* What is being asked
Write out every entry exactly as given, but omit the pictures.

* The input
● ● ● ●

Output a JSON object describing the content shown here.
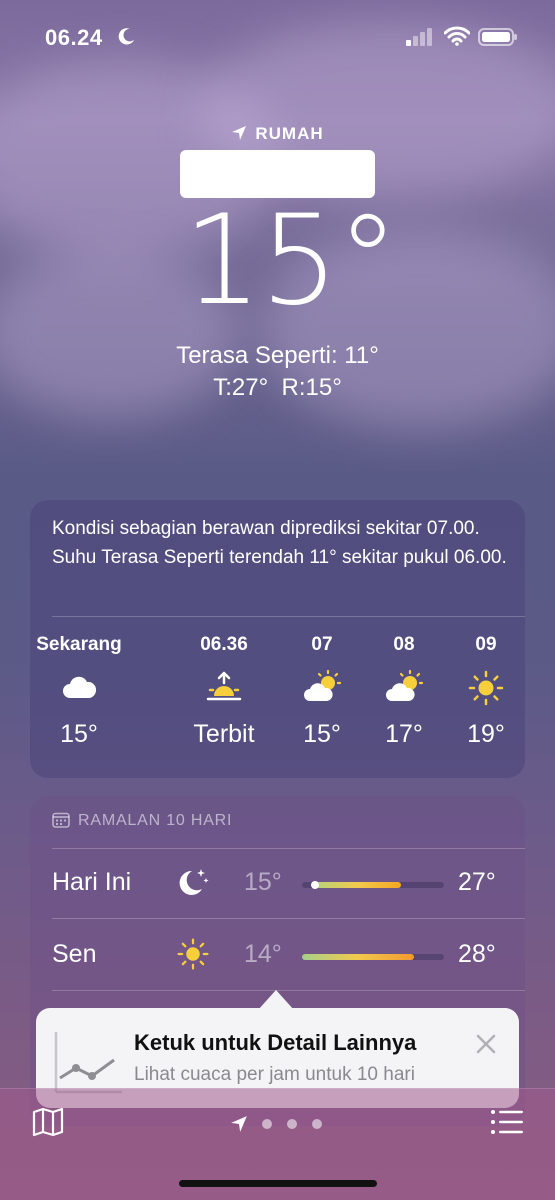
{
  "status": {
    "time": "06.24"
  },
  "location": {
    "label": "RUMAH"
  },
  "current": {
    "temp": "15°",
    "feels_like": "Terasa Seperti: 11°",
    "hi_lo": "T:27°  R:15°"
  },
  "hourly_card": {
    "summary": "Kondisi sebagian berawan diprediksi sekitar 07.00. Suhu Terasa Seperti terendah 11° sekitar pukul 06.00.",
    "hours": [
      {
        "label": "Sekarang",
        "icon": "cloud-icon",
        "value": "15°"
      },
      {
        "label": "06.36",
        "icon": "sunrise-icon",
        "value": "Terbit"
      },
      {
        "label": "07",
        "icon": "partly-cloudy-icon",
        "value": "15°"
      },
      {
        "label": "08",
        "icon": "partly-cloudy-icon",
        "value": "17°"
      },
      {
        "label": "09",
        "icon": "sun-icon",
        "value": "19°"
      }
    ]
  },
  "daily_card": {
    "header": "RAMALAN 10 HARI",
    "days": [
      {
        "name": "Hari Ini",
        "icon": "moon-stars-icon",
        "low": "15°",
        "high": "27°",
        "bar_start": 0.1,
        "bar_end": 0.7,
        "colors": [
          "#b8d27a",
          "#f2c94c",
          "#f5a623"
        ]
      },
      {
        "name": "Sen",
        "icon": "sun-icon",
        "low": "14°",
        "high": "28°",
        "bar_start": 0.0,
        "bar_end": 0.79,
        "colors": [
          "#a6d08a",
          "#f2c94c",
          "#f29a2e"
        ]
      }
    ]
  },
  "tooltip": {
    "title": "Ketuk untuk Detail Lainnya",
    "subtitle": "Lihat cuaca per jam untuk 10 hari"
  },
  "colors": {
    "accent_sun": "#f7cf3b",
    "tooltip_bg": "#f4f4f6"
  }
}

● ● ● ●

* Answer to this task
Output a JSON object describing the content shown here.
{
  "status": {
    "time": "06.24"
  },
  "location": {
    "label": "RUMAH"
  },
  "current": {
    "temp": "15°",
    "feels_like": "Terasa Seperti: 11°",
    "hi_lo": "T:27°  R:15°"
  },
  "hourly_card": {
    "summary": "Kondisi sebagian berawan diprediksi sekitar 07.00. Suhu Terasa Seperti terendah 11° sekitar pukul 06.00.",
    "hours": [
      {
        "label": "Sekarang",
        "icon": "cloud-icon",
        "value": "15°"
      },
      {
        "label": "06.36",
        "icon": "sunrise-icon",
        "value": "Terbit"
      },
      {
        "label": "07",
        "icon": "partly-cloudy-icon",
        "value": "15°"
      },
      {
        "label": "08",
        "icon": "partly-cloudy-icon",
        "value": "17°"
      },
      {
        "label": "09",
        "icon": "sun-icon",
        "value": "19°"
      }
    ]
  },
  "daily_card": {
    "header": "RAMALAN 10 HARI",
    "days": [
      {
        "name": "Hari Ini",
        "icon": "moon-stars-icon",
        "low": "15°",
        "high": "27°",
        "bar_start": 0.1,
        "bar_end": 0.7,
        "colors": [
          "#b8d27a",
          "#f2c94c",
          "#f5a623"
        ]
      },
      {
        "name": "Sen",
        "icon": "sun-icon",
        "low": "14°",
        "high": "28°",
        "bar_start": 0.0,
        "bar_end": 0.79,
        "colors": [
          "#a6d08a",
          "#f2c94c",
          "#f29a2e"
        ]
      }
    ]
  },
  "tooltip": {
    "title": "Ketuk untuk Detail Lainnya",
    "subtitle": "Lihat cuaca per jam untuk 10 hari"
  },
  "colors": {
    "accent_sun": "#f7cf3b",
    "tooltip_bg": "#f4f4f6"
  }
}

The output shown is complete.